Goal - Quote every line below exactly as it reads.

Task inputs -
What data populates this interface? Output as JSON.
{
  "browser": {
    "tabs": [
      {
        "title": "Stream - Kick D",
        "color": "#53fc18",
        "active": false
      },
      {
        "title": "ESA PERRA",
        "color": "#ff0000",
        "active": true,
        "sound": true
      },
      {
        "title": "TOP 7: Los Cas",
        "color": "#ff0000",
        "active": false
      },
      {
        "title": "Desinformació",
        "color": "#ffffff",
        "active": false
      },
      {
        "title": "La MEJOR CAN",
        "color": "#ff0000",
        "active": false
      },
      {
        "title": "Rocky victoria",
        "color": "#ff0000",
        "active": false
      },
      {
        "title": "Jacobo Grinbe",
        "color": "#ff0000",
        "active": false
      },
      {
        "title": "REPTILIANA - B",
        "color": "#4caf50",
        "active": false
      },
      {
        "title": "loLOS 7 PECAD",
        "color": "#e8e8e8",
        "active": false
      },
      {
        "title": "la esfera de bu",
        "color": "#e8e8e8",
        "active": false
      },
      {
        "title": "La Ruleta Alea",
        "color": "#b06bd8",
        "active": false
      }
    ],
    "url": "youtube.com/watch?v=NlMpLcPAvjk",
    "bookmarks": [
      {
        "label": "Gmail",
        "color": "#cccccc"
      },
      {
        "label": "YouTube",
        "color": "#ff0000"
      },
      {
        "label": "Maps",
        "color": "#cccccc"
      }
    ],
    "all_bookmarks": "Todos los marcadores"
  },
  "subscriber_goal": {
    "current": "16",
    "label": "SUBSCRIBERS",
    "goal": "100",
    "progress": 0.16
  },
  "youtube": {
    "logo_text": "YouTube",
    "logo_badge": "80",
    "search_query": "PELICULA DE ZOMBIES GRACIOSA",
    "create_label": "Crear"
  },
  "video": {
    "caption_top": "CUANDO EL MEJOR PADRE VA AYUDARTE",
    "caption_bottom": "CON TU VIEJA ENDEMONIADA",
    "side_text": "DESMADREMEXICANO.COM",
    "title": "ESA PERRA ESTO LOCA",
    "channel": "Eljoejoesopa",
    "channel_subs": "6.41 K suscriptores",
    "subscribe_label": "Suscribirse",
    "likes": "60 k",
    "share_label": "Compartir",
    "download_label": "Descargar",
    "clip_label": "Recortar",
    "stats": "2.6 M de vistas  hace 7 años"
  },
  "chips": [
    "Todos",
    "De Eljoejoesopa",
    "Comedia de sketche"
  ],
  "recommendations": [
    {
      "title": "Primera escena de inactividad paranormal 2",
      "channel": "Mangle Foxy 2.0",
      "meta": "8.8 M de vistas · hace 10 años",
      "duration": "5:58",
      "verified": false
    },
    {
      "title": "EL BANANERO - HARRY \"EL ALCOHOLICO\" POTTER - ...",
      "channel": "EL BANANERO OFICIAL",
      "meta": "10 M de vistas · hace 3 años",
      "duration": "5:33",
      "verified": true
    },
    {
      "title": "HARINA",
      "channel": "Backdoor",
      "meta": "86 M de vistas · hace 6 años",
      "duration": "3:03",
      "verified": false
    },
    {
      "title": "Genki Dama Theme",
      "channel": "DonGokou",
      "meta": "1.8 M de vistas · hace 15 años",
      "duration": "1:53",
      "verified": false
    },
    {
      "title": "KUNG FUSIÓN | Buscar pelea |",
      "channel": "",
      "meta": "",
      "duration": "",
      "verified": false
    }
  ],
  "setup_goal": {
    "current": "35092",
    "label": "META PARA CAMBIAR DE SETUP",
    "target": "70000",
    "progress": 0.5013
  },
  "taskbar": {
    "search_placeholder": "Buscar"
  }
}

Worked solution -
What data populates this interface? Output as JSON.
{
  "browser": {
    "tabs": [
      {
        "title": "Stream - Kick D",
        "color": "#53fc18",
        "active": false
      },
      {
        "title": "ESA PERRA",
        "color": "#ff0000",
        "active": true,
        "sound": true
      },
      {
        "title": "TOP 7: Los Cas",
        "color": "#ff0000",
        "active": false
      },
      {
        "title": "Desinformació",
        "color": "#ffffff",
        "active": false
      },
      {
        "title": "La MEJOR CAN",
        "color": "#ff0000",
        "active": false
      },
      {
        "title": "Rocky victoria",
        "color": "#ff0000",
        "active": false
      },
      {
        "title": "Jacobo Grinbe",
        "color": "#ff0000",
        "active": false
      },
      {
        "title": "REPTILIANA - B",
        "color": "#4caf50",
        "active": false
      },
      {
        "title": "loLOS 7 PECAD",
        "color": "#e8e8e8",
        "active": false
      },
      {
        "title": "la esfera de bu",
        "color": "#e8e8e8",
        "active": false
      },
      {
        "title": "La Ruleta Alea",
        "color": "#b06bd8",
        "active": false
      }
    ],
    "url": "youtube.com/watch?v=NlMpLcPAvjk",
    "bookmarks": [
      {
        "label": "Gmail",
        "color": "#cccccc"
      },
      {
        "label": "YouTube",
        "color": "#ff0000"
      },
      {
        "label": "Maps",
        "color": "#cccccc"
      }
    ],
    "all_bookmarks": "Todos los marcadores"
  },
  "subscriber_goal": {
    "current": "16",
    "label": "SUBSCRIBERS",
    "goal": "100",
    "progress": 0.16
  },
  "youtube": {
    "logo_text": "YouTube",
    "logo_badge": "80",
    "search_query": "PELICULA DE ZOMBIES GRACIOSA",
    "create_label": "Crear"
  },
  "video": {
    "caption_top": "CUANDO EL MEJOR PADRE VA AYUDARTE",
    "caption_bottom": "CON TU VIEJA ENDEMONIADA",
    "side_text": "DESMADREMEXICANO.COM",
    "title": "ESA PERRA ESTO LOCA",
    "channel": "Eljoejoesopa",
    "channel_subs": "6.41 K suscriptores",
    "subscribe_label": "Suscribirse",
    "likes": "60 k",
    "share_label": "Compartir",
    "download_label": "Descargar",
    "clip_label": "Recortar",
    "stats": "2.6 M de vistas  hace 7 años"
  },
  "chips": [
    "Todos",
    "De Eljoejoesopa",
    "Comedia de sketche"
  ],
  "recommendations": [
    {
      "title": "Primera escena de inactividad paranormal 2",
      "channel": "Mangle Foxy 2.0",
      "meta": "8.8 M de vistas · hace 10 años",
      "duration": "5:58",
      "verified": false
    },
    {
      "title": "EL BANANERO - HARRY \"EL ALCOHOLICO\" POTTER - ...",
      "channel": "EL BANANERO OFICIAL",
      "meta": "10 M de vistas · hace 3 años",
      "duration": "5:33",
      "verified": true
    },
    {
      "title": "HARINA",
      "channel": "Backdoor",
      "meta": "86 M de vistas · hace 6 años",
      "duration": "3:03",
      "verified": false
    },
    {
      "title": "Genki Dama Theme",
      "channel": "DonGokou",
      "meta": "1.8 M de vistas · hace 15 años",
      "duration": "1:53",
      "verified": false
    },
    {
      "title": "KUNG FUSIÓN | Buscar pelea |",
      "channel": "",
      "meta": "",
      "duration": "",
      "verified": false
    }
  ],
  "setup_goal": {
    "current": "35092",
    "label": "META PARA CAMBIAR DE SETUP",
    "target": "70000",
    "progress": 0.5013
  },
  "taskbar": {
    "search_placeholder": "Buscar"
  }
}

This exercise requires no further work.